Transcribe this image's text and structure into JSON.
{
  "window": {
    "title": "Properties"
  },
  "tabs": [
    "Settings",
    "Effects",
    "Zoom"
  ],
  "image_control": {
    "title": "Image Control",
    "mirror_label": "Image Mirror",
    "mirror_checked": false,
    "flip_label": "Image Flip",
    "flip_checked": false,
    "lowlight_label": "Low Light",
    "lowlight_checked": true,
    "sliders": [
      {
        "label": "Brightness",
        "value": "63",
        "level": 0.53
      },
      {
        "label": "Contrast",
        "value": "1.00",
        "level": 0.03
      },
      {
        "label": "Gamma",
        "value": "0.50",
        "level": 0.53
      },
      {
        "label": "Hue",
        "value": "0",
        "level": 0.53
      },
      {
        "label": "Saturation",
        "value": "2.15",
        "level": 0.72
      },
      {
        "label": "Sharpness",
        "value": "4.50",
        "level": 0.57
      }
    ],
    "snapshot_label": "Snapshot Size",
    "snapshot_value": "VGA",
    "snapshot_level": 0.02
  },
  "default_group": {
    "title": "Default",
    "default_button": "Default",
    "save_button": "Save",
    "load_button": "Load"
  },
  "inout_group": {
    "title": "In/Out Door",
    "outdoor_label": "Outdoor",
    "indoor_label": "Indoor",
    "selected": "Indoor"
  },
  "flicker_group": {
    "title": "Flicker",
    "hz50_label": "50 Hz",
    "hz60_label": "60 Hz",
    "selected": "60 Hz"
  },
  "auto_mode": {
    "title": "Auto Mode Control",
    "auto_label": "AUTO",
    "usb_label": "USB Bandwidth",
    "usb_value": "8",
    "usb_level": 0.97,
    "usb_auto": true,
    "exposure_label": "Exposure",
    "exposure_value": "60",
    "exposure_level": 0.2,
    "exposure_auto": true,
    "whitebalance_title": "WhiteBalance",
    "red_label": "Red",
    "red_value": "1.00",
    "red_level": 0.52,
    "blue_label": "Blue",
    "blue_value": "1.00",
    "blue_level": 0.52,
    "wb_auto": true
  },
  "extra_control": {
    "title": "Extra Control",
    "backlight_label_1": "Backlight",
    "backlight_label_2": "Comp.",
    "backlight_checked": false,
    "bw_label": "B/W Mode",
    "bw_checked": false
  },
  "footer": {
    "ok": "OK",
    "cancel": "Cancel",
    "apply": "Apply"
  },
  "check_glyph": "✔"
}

» Task prompt:
Every entry must be output again, exactly as written above.

» Worked solution:
Transcribe this image's text and structure into JSON.
{
  "window": {
    "title": "Properties"
  },
  "tabs": [
    "Settings",
    "Effects",
    "Zoom"
  ],
  "image_control": {
    "title": "Image Control",
    "mirror_label": "Image Mirror",
    "mirror_checked": false,
    "flip_label": "Image Flip",
    "flip_checked": false,
    "lowlight_label": "Low Light",
    "lowlight_checked": true,
    "sliders": [
      {
        "label": "Brightness",
        "value": "63",
        "level": 0.53
      },
      {
        "label": "Contrast",
        "value": "1.00",
        "level": 0.03
      },
      {
        "label": "Gamma",
        "value": "0.50",
        "level": 0.53
      },
      {
        "label": "Hue",
        "value": "0",
        "level": 0.53
      },
      {
        "label": "Saturation",
        "value": "2.15",
        "level": 0.72
      },
      {
        "label": "Sharpness",
        "value": "4.50",
        "level": 0.57
      }
    ],
    "snapshot_label": "Snapshot Size",
    "snapshot_value": "VGA",
    "snapshot_level": 0.02
  },
  "default_group": {
    "title": "Default",
    "default_button": "Default",
    "save_button": "Save",
    "load_button": "Load"
  },
  "inout_group": {
    "title": "In/Out Door",
    "outdoor_label": "Outdoor",
    "indoor_label": "Indoor",
    "selected": "Indoor"
  },
  "flicker_group": {
    "title": "Flicker",
    "hz50_label": "50 Hz",
    "hz60_label": "60 Hz",
    "selected": "60 Hz"
  },
  "auto_mode": {
    "title": "Auto Mode Control",
    "auto_label": "AUTO",
    "usb_label": "USB Bandwidth",
    "usb_value": "8",
    "usb_level": 0.97,
    "usb_auto": true,
    "exposure_label": "Exposure",
    "exposure_value": "60",
    "exposure_level": 0.2,
    "exposure_auto": true,
    "whitebalance_title": "WhiteBalance",
    "red_label": "Red",
    "red_value": "1.00",
    "red_level": 0.52,
    "blue_label": "Blue",
    "blue_value": "1.00",
    "blue_level": 0.52,
    "wb_auto": true
  },
  "extra_control": {
    "title": "Extra Control",
    "backlight_label_1": "Backlight",
    "backlight_label_2": "Comp.",
    "backlight_checked": false,
    "bw_label": "B/W Mode",
    "bw_checked": false
  },
  "footer": {
    "ok": "OK",
    "cancel": "Cancel",
    "apply": "Apply"
  },
  "check_glyph": "✔"
}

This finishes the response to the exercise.